▶ _Set problem_:
Examine the records and identify each line that includes the string "nick". Copy those lines.

────

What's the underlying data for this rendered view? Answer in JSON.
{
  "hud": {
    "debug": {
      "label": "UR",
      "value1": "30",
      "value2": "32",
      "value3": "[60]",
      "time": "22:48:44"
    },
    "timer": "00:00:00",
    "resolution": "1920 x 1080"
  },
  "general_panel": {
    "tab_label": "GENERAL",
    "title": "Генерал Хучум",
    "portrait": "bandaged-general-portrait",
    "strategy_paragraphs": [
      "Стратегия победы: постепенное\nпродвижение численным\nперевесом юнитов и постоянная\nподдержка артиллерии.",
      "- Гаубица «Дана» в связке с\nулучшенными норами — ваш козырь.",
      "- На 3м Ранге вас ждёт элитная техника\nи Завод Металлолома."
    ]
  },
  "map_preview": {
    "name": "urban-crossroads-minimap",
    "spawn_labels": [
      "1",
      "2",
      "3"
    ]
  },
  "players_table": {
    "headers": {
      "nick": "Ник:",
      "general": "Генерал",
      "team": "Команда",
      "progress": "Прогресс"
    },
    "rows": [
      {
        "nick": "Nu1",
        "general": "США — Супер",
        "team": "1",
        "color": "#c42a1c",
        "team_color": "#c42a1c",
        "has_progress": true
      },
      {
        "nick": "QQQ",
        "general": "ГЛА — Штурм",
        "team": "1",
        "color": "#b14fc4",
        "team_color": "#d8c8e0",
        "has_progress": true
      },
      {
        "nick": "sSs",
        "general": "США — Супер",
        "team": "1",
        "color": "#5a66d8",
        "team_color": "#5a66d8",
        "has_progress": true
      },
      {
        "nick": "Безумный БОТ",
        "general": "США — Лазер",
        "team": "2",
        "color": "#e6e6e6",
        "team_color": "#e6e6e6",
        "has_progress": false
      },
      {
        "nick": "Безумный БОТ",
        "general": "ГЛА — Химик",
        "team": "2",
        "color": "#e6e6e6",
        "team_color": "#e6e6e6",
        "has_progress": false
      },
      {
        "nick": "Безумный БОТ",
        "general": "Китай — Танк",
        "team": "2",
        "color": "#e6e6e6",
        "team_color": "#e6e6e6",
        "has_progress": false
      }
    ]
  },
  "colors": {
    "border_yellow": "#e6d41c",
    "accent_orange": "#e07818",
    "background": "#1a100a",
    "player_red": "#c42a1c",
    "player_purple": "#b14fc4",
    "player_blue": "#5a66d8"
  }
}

────

▶ _Solution to the problem_:
      "nick": "Ник:",
        "nick": "Nu1",
        "nick": "QQQ",
        "nick": "sSs",
        "nick": "Безумный БОТ",
        "nick": "Безумный БОТ",
        "nick": "Безумный БОТ",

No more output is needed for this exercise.